Work instructions
In the data that follows, find the line containing "Extract all readable text from this page."; then quote that line and every line after it, exactly, through the last one.

Materials provided
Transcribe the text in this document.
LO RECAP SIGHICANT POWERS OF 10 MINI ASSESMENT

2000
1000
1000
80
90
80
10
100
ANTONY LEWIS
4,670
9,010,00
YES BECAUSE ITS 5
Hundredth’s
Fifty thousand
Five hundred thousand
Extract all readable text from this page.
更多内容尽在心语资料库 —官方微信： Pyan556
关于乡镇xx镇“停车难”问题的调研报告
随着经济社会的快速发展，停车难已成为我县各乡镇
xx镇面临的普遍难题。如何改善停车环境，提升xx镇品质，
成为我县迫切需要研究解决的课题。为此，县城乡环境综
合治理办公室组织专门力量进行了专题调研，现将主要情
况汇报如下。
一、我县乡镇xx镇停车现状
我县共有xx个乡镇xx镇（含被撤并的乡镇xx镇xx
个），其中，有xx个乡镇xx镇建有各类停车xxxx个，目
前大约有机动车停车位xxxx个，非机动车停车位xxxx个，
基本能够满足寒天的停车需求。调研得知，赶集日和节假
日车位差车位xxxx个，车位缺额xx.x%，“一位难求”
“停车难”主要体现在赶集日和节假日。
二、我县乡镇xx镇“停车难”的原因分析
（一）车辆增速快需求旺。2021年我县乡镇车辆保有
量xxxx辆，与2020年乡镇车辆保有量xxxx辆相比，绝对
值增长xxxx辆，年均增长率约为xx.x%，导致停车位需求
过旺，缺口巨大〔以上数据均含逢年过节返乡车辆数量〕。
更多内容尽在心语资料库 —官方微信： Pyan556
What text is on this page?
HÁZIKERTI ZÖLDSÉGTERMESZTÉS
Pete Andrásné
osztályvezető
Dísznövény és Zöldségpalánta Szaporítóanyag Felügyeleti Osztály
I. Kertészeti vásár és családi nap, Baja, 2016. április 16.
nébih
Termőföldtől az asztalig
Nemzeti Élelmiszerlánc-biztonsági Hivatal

Finished answer
Extract all readable text from this page.
更多内容尽在心语资料库 —官方微信： Pyan556
关于乡镇xx镇“停车难”问题的调研报告
随着经济社会的快速发展，停车难已成为我县各乡镇
xx镇面临的普遍难题。如何改善停车环境，提升xx镇品质，
成为我县迫切需要研究解决的课题。为此，县城乡环境综
合治理办公室组织专门力量进行了专题调研，现将主要情
况汇报如下。
一、我县乡镇xx镇停车现状
我县共有xx个乡镇xx镇（含被撤并的乡镇xx镇xx
个），其中，有xx个乡镇xx镇建有各类停车xxxx个，目
前大约有机动车停车位xxxx个，非机动车停车位xxxx个，
基本能够满足寒天的停车需求。调研得知，赶集日和节假
日车位差车位xxxx个，车位缺额xx.x%，“一位难求”
“停车难”主要体现在赶集日和节假日。
二、我县乡镇xx镇“停车难”的原因分析
（一）车辆增速快需求旺。2021年我县乡镇车辆保有
量xxxx辆，与2020年乡镇车辆保有量xxxx辆相比，绝对
值增长xxxx辆，年均增长率约为xx.x%，导致停车位需求
过旺，缺口巨大〔以上数据均含逢年过节返乡车辆数量〕。
更多内容尽在心语资料库 —官方微信： Pyan556
What text is on this page?
HÁZIKERTI ZÖLDSÉGTERMESZTÉS
Pete Andrásné
osztályvezető
Dísznövény és Zöldségpalánta Szaporítóanyag Felügyeleti Osztály
I. Kertészeti vásár és családi nap, Baja, 2016. április 16.
nébih
Termőföldtől az asztalig
Nemzeti Élelmiszerlánc-biztonsági Hivatal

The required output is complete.